* [What to work on]: Transcribe, line for line, the stretch of the listing from the line containing "data-label: 82.1% [503,477,530,487]" through the line containing "x-tick-label: 2024년 9월 [266,576,309,586]", including both of those lines.

Start of Data for the task

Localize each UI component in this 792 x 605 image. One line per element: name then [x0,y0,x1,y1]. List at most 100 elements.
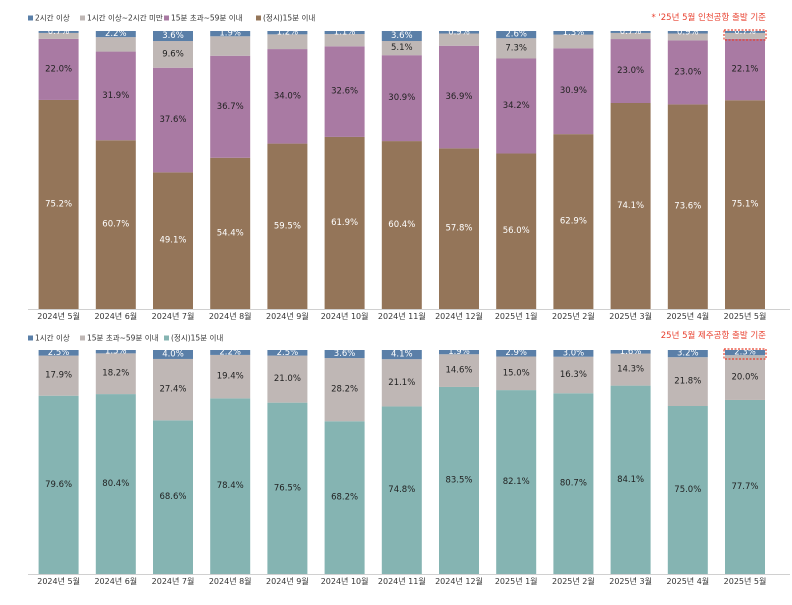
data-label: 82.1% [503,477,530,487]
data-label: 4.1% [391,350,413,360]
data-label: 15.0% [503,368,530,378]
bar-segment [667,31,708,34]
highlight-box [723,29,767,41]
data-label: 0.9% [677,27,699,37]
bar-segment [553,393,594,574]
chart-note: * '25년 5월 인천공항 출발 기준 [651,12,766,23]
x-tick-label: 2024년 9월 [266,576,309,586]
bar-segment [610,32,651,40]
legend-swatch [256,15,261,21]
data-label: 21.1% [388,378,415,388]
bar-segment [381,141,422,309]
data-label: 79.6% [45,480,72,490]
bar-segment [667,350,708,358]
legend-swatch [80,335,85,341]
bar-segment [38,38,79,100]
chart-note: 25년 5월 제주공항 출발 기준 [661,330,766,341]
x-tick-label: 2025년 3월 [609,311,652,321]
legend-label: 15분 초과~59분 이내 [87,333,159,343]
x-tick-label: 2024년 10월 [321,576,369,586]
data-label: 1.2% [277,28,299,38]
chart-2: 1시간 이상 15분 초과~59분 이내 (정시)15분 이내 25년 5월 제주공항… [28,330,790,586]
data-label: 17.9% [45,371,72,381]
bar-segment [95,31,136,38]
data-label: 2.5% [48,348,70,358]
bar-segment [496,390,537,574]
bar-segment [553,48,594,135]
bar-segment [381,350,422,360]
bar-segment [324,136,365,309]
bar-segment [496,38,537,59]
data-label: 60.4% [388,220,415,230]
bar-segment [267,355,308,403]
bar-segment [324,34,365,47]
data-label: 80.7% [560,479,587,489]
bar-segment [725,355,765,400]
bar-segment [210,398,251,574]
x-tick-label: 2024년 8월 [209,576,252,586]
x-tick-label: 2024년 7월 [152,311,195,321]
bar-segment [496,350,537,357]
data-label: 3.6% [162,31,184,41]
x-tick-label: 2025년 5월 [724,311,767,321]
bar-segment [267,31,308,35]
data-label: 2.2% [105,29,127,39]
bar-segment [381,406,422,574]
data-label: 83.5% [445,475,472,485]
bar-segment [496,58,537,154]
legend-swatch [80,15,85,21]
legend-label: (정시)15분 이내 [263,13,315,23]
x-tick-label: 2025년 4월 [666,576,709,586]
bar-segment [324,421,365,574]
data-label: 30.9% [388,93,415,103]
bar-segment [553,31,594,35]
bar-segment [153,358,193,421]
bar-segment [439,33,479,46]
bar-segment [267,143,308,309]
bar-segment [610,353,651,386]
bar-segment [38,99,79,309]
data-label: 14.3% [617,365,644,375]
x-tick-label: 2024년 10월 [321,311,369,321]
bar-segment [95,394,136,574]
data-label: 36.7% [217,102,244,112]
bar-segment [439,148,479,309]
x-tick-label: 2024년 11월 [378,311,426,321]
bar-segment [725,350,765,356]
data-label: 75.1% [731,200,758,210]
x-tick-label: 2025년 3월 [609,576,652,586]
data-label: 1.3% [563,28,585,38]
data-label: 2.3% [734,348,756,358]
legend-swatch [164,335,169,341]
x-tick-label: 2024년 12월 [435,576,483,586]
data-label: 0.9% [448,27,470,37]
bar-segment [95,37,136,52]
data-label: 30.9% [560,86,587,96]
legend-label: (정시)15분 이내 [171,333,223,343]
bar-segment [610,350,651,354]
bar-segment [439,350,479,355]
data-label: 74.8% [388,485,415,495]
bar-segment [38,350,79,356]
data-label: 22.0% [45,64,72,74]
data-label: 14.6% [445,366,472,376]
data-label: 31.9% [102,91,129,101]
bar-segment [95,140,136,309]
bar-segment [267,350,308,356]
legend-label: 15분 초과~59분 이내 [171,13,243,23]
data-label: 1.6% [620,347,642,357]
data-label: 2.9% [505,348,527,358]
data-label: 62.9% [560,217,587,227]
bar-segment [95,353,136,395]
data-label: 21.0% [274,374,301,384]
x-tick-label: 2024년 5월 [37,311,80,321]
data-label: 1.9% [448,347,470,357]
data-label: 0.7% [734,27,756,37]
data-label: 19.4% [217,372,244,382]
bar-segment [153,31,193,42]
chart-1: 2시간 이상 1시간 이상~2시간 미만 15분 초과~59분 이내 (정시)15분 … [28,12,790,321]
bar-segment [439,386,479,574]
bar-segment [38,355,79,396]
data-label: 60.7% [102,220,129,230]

End of Data for the task
Start of Data for the task

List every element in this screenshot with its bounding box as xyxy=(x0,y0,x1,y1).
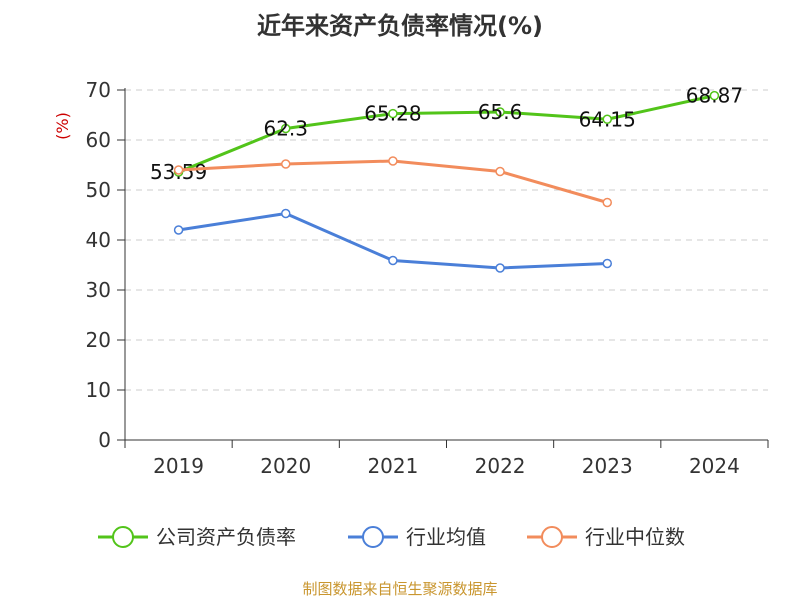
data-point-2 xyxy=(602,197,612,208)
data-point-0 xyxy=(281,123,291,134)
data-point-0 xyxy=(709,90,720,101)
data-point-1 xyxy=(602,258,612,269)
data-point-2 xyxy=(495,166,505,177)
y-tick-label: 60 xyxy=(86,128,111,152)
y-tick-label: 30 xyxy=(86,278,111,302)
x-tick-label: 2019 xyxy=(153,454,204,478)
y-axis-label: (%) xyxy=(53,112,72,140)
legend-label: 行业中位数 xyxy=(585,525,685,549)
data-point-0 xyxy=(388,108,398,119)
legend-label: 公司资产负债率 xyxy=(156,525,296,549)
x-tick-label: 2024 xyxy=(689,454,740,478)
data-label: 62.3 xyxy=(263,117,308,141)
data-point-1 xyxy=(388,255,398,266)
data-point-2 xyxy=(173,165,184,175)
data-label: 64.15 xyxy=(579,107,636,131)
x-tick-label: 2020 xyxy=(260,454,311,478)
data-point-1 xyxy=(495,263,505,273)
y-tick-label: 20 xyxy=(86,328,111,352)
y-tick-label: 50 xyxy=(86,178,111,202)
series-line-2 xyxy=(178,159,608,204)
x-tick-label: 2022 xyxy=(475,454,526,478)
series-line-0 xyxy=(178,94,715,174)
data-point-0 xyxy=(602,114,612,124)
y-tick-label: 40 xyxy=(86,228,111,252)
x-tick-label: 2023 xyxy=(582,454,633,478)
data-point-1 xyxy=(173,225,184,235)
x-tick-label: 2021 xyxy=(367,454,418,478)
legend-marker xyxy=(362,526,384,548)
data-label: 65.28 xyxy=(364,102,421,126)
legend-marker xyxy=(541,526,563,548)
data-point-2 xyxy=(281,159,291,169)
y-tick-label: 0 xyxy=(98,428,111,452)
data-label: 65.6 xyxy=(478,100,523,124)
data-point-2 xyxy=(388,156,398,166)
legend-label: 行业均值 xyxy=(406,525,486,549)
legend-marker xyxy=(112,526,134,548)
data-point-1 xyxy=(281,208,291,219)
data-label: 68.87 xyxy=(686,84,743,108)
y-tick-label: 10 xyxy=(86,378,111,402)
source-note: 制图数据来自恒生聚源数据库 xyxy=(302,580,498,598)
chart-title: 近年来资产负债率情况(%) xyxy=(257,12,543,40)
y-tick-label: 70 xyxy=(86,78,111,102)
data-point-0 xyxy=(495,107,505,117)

End of Data for the task

* [Response for this exercise]:
data-label: 82.1% [503,477,530,487]
data-label: 4.1% [391,350,413,360]
data-label: 15.0% [503,368,530,378]
bar-segment [667,31,708,34]
highlight-box [723,29,767,41]
data-label: 0.9% [677,27,699,37]
bar-segment [553,393,594,574]
chart-note: * '25년 5월 인천공항 출발 기준 [651,12,766,23]
x-tick-label: 2024년 9월 [266,576,309,586]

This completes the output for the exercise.